## Extracted records

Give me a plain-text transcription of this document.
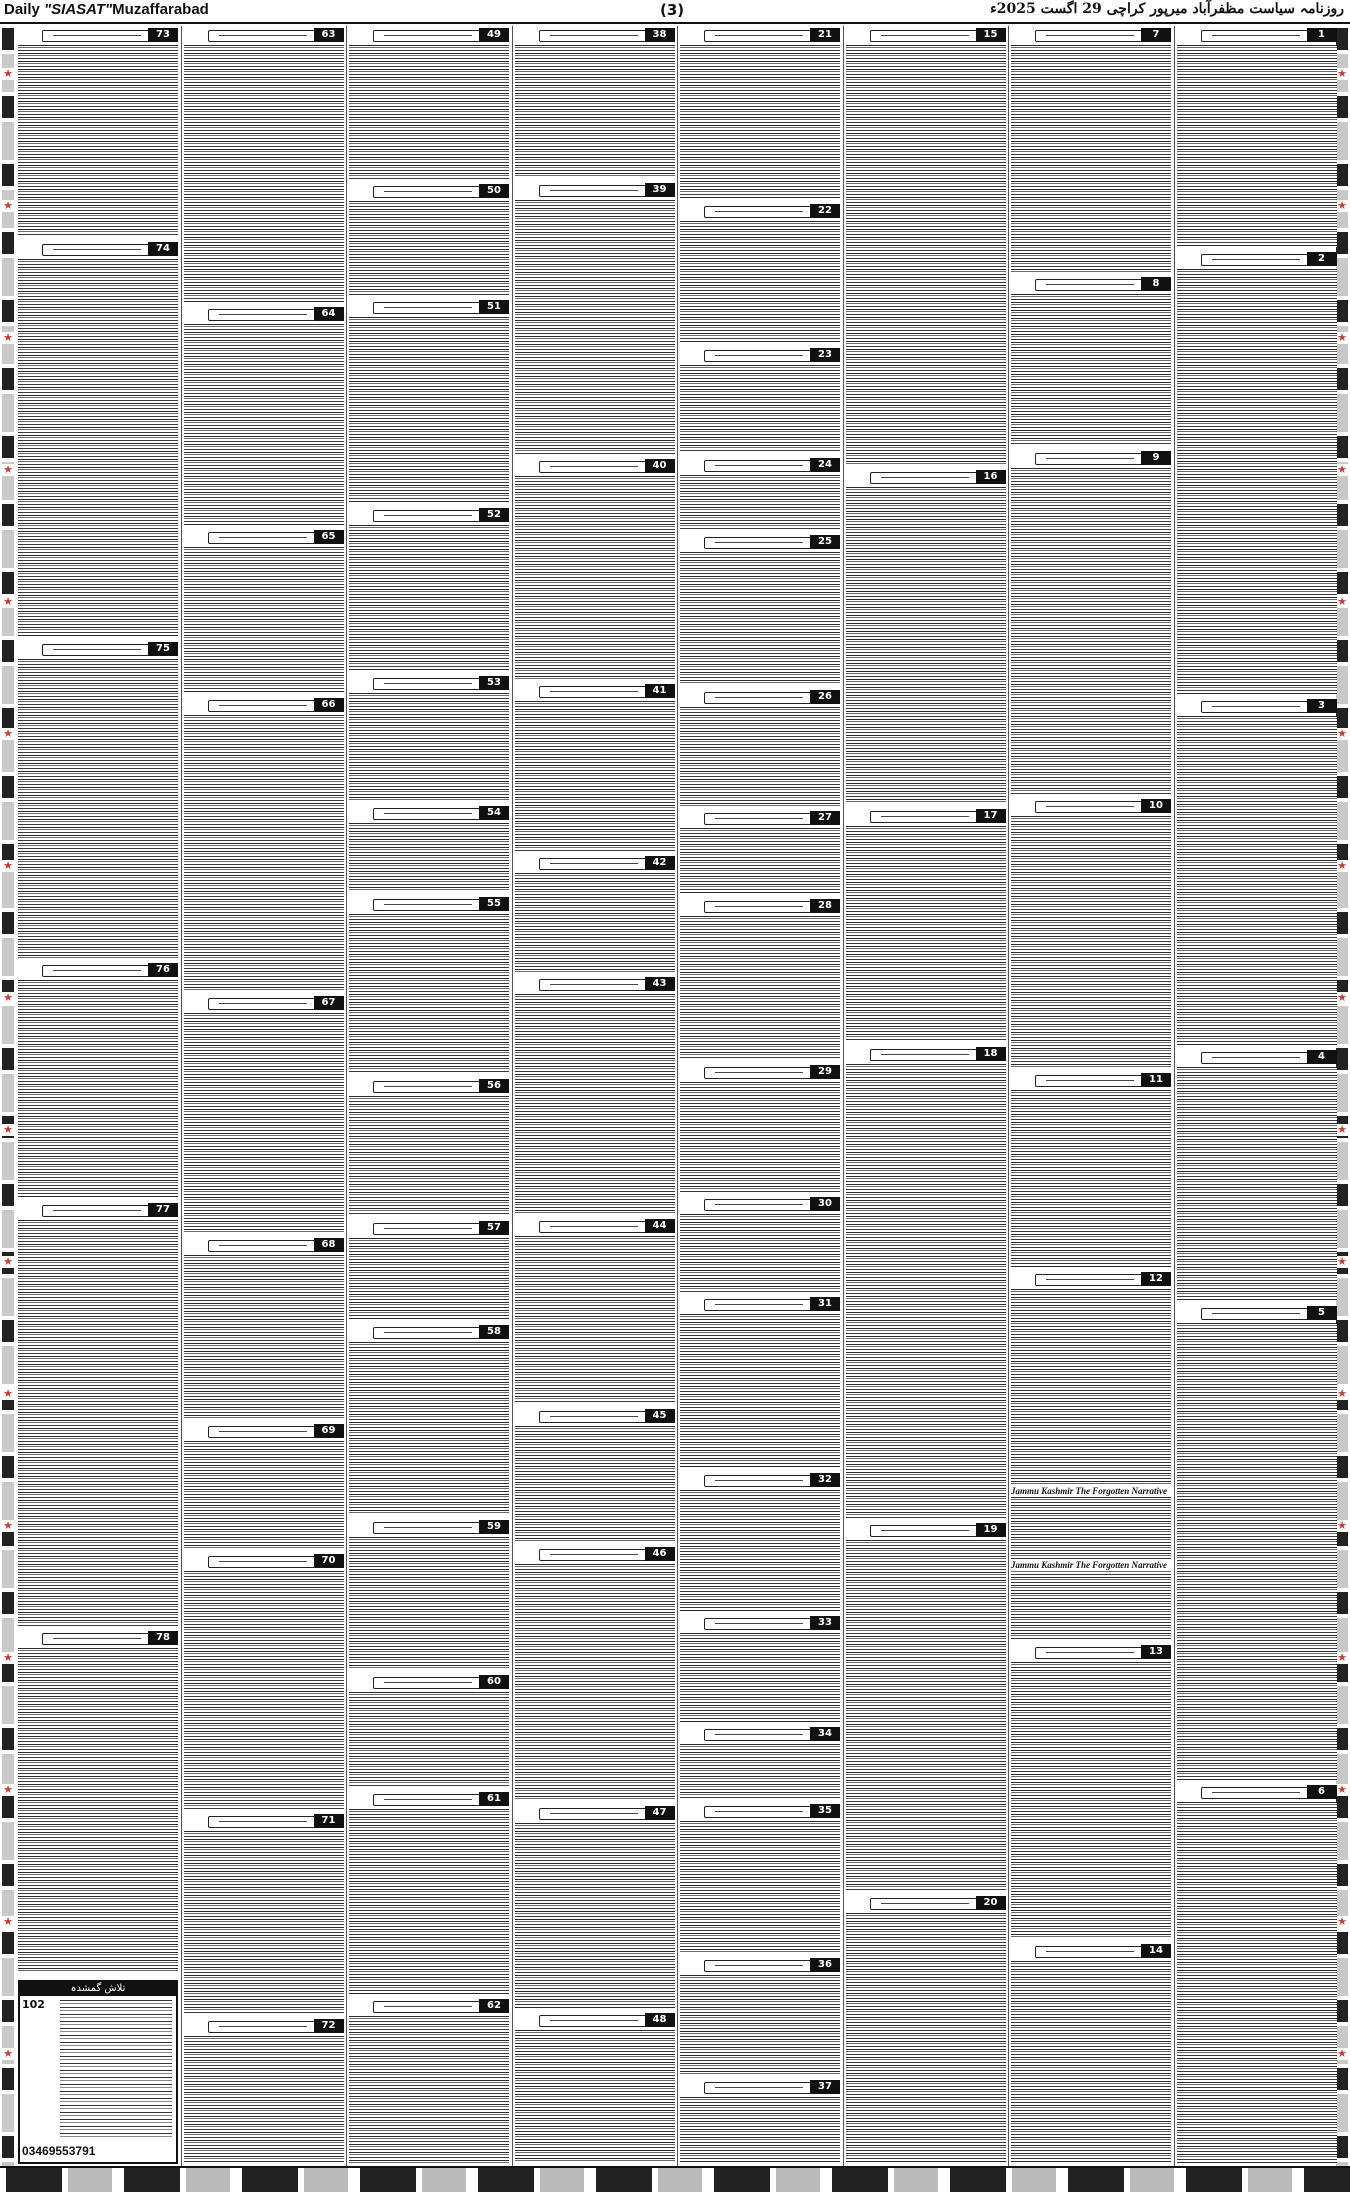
Daily "SIASAT"Muzaffarabad	(3)	روزنامہ سیاست مظفرآباد میرپور کراچی 29 اگست 2025ء
★
★
★
★
★
★
★
★
★
★
★
★
★
★
★
★
★
★
★
★
★
★
★
★
★
★
★
★
★
★
★
★
1
2
3
4
5
6
7
8
9
10
11
12
13
14
Jammu Kashmir The Forgotten Narrative
Jammu Kashmir The Forgotten Narrative
15
16
17
18
19
20
21
22
23
24
25
26
27
28
29
30
31
32
33
34
35
36
37
38
39
40
41
42
43
44
45
46
47
48
49
50
51
52
53
54
55
56
57
58
59
60
61
62
63
64
65
66
67
68
69
70
71
72
73
74
75
76
77
78
تلاش گمشدہ
102
03469553791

## Task directions
Produce an exact copy of each line of data, skipping embedded images.

## Answer to the exercise
Give me a plain-text transcription of this document.
Daily "SIASAT"Muzaffarabad	(3)	روزنامہ سیاست مظفرآباد میرپور کراچی 29 اگست 2025ء
★
★
★
★
★
★
★
★
★
★
★
★
★
★
★
★
★
★
★
★
★
★
★
★
★
★
★
★
★
★
★
★
1
2
3
4
5
6
7
8
9
10
11
12
13
14
Jammu Kashmir The Forgotten Narrative
Jammu Kashmir The Forgotten Narrative
15
16
17
18
19
20
21
22
23
24
25
26
27
28
29
30
31
32
33
34
35
36
37
38
39
40
41
42
43
44
45
46
47
48
49
50
51
52
53
54
55
56
57
58
59
60
61
62
63
64
65
66
67
68
69
70
71
72
73
74
75
76
77
78
تلاش گمشدہ
102
03469553791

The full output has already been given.